■ What the task requires ■
Print all of the entries exactly, minus the pictures.

■ Dataset entries on figures ■
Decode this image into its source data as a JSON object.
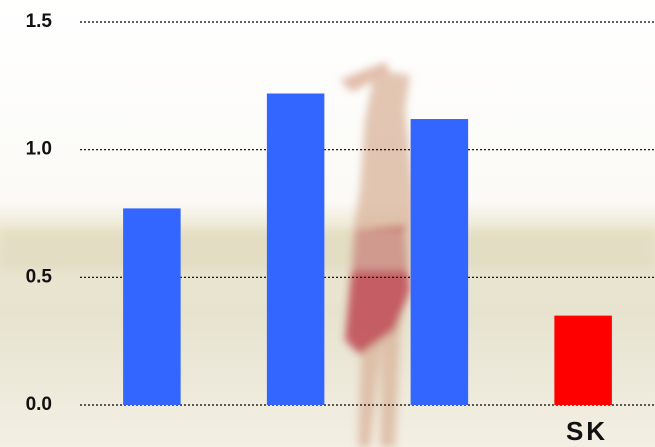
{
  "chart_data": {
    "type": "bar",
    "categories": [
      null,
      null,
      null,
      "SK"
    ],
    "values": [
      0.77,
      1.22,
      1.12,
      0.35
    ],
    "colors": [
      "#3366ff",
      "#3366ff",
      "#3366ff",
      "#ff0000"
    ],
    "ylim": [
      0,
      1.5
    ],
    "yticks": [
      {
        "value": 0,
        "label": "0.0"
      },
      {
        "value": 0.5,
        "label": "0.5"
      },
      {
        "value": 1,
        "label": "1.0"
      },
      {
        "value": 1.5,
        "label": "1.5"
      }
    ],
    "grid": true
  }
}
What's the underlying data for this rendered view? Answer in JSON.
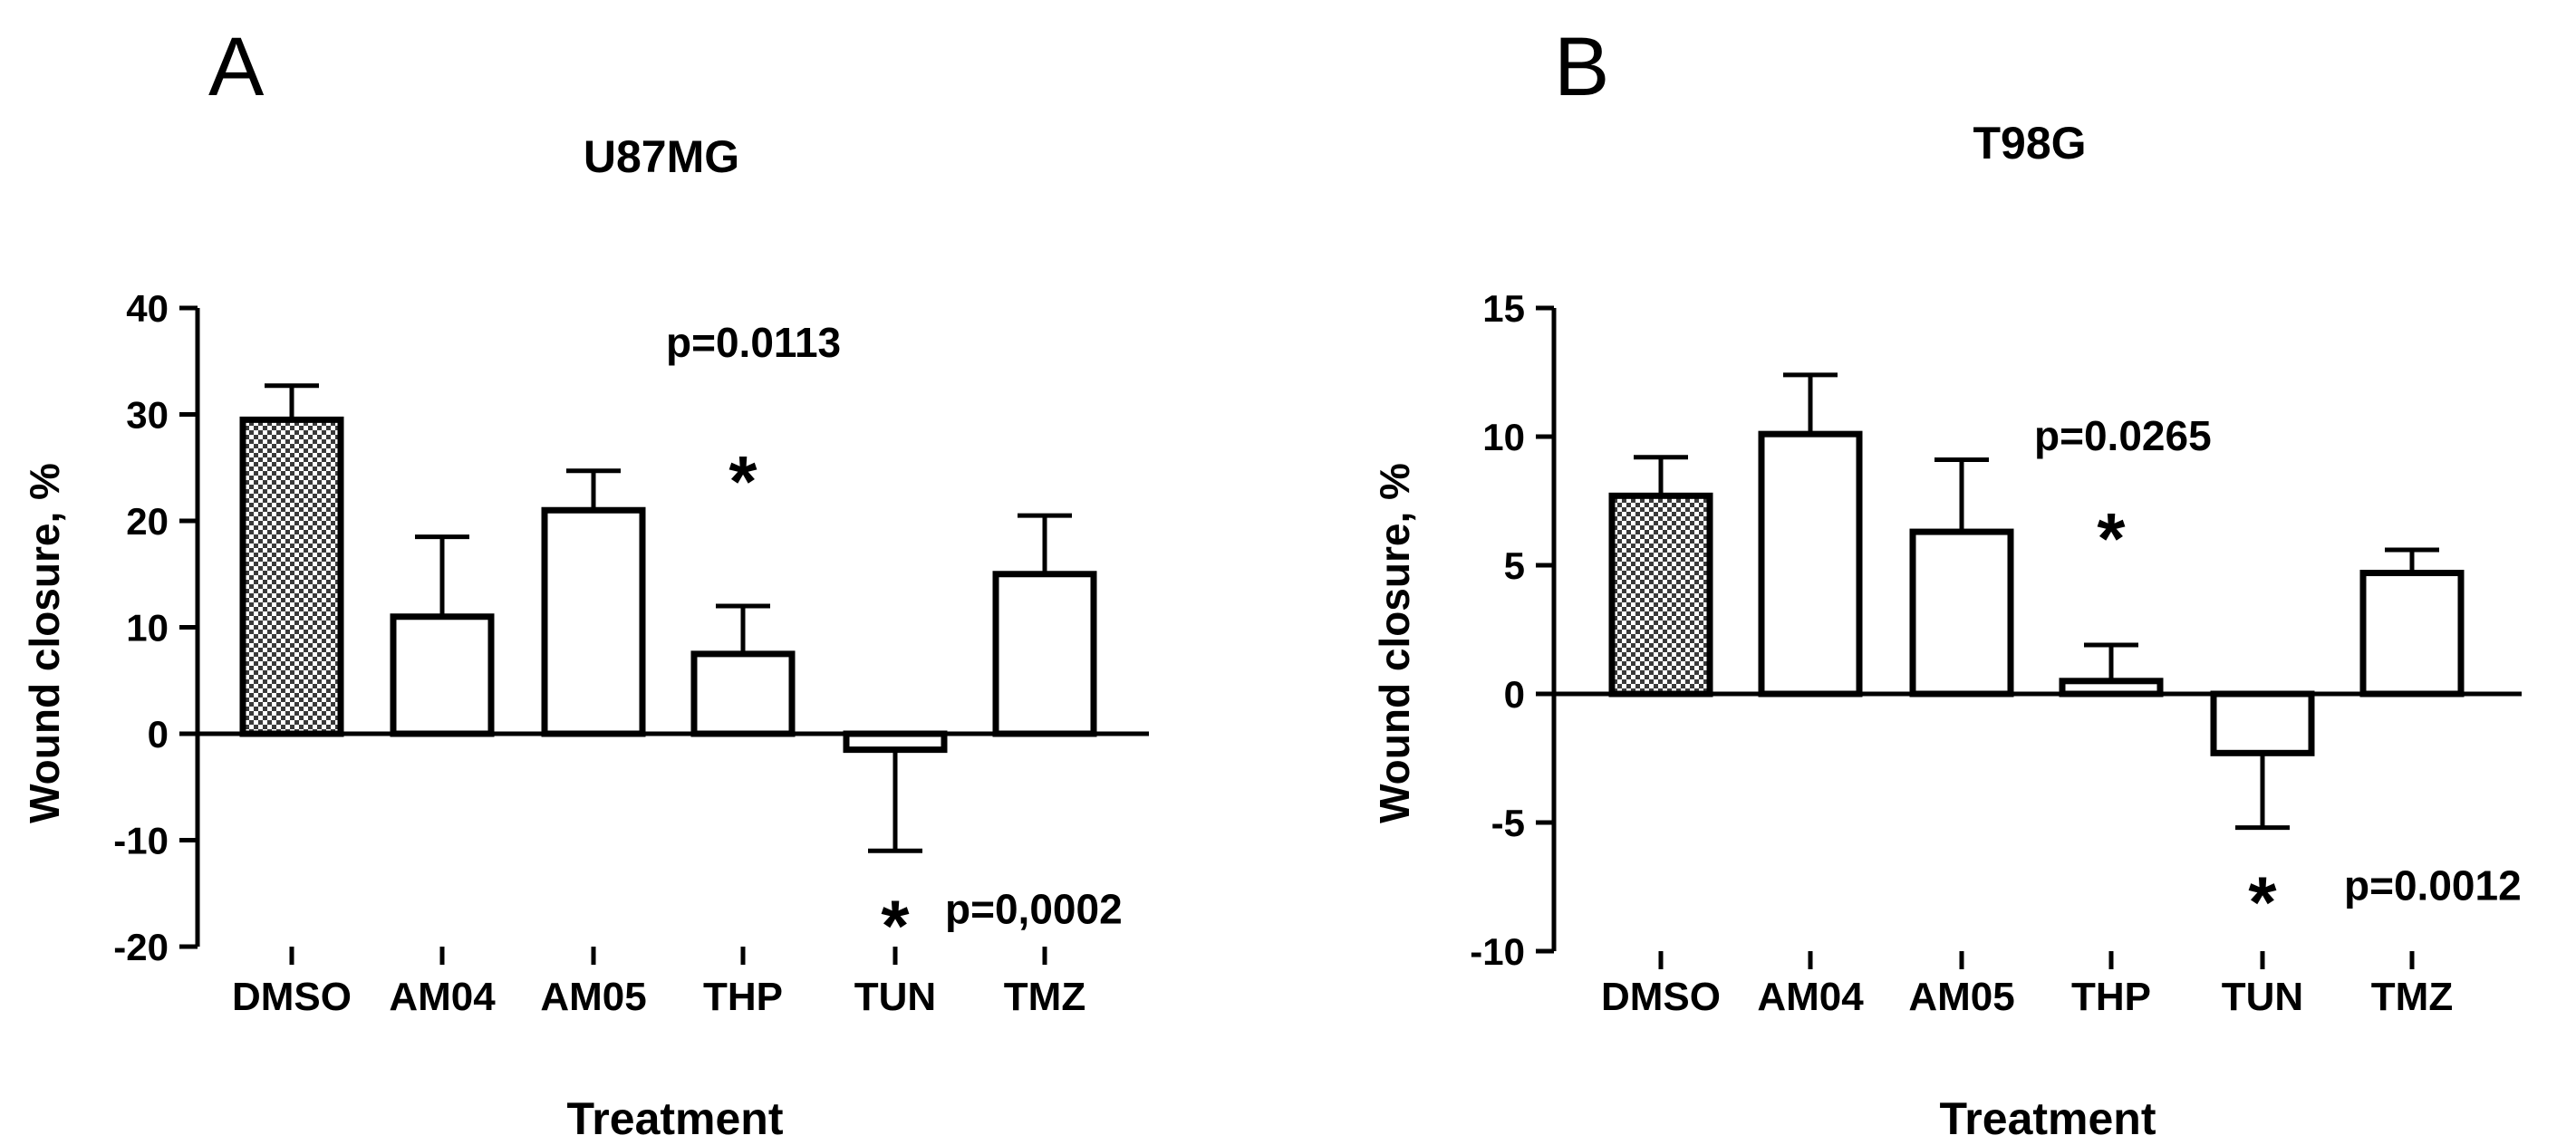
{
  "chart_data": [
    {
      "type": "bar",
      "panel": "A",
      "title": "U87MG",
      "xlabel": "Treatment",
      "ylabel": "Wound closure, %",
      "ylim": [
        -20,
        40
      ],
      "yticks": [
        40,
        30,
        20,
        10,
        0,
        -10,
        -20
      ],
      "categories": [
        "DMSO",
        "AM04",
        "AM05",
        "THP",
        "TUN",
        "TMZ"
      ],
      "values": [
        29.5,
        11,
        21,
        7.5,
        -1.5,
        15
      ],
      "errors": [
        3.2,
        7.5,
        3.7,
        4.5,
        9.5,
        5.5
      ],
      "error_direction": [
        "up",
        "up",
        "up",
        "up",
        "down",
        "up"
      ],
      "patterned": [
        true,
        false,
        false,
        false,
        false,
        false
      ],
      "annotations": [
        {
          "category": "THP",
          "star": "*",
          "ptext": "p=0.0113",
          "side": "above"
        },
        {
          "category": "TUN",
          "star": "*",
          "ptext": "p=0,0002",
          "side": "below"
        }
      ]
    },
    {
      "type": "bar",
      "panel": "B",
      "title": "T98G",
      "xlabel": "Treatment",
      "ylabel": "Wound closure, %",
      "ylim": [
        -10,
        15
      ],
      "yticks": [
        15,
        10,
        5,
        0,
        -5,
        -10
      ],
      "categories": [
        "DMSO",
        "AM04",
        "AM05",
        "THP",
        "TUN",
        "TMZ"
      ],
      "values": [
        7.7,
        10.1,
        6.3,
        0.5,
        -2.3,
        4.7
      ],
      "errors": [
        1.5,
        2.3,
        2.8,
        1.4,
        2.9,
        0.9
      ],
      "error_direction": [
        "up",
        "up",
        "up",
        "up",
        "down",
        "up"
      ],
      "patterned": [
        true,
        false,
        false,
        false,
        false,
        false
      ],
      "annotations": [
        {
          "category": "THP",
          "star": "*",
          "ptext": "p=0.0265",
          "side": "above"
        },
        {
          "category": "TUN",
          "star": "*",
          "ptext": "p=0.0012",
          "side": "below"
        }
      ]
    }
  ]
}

■ Correct answer ■
Decode this image into its source data as a JSON object.
{
  "chart_data": {
    "type": "bar",
    "categories": [
      null,
      null,
      null,
      "SK"
    ],
    "values": [
      0.77,
      1.22,
      1.12,
      0.35
    ],
    "colors": [
      "#3366ff",
      "#3366ff",
      "#3366ff",
      "#ff0000"
    ],
    "ylim": [
      0,
      1.5
    ],
    "yticks": [
      {
        "value": 0,
        "label": "0.0"
      },
      {
        "value": 0.5,
        "label": "0.5"
      },
      {
        "value": 1,
        "label": "1.0"
      },
      {
        "value": 1.5,
        "label": "1.5"
      }
    ],
    "grid": true
  }
}
What's the underlying data for this rendered view? Answer in JSON.
{
  "chart_data": [
    {
      "type": "bar",
      "panel": "A",
      "title": "U87MG",
      "xlabel": "Treatment",
      "ylabel": "Wound closure, %",
      "ylim": [
        -20,
        40
      ],
      "yticks": [
        40,
        30,
        20,
        10,
        0,
        -10,
        -20
      ],
      "categories": [
        "DMSO",
        "AM04",
        "AM05",
        "THP",
        "TUN",
        "TMZ"
      ],
      "values": [
        29.5,
        11,
        21,
        7.5,
        -1.5,
        15
      ],
      "errors": [
        3.2,
        7.5,
        3.7,
        4.5,
        9.5,
        5.5
      ],
      "error_direction": [
        "up",
        "up",
        "up",
        "up",
        "down",
        "up"
      ],
      "patterned": [
        true,
        false,
        false,
        false,
        false,
        false
      ],
      "annotations": [
        {
          "category": "THP",
          "star": "*",
          "ptext": "p=0.0113",
          "side": "above"
        },
        {
          "category": "TUN",
          "star": "*",
          "ptext": "p=0,0002",
          "side": "below"
        }
      ]
    },
    {
      "type": "bar",
      "panel": "B",
      "title": "T98G",
      "xlabel": "Treatment",
      "ylabel": "Wound closure, %",
      "ylim": [
        -10,
        15
      ],
      "yticks": [
        15,
        10,
        5,
        0,
        -5,
        -10
      ],
      "categories": [
        "DMSO",
        "AM04",
        "AM05",
        "THP",
        "TUN",
        "TMZ"
      ],
      "values": [
        7.7,
        10.1,
        6.3,
        0.5,
        -2.3,
        4.7
      ],
      "errors": [
        1.5,
        2.3,
        2.8,
        1.4,
        2.9,
        0.9
      ],
      "error_direction": [
        "up",
        "up",
        "up",
        "up",
        "down",
        "up"
      ],
      "patterned": [
        true,
        false,
        false,
        false,
        false,
        false
      ],
      "annotations": [
        {
          "category": "THP",
          "star": "*",
          "ptext": "p=0.0265",
          "side": "above"
        },
        {
          "category": "TUN",
          "star": "*",
          "ptext": "p=0.0012",
          "side": "below"
        }
      ]
    }
  ]
}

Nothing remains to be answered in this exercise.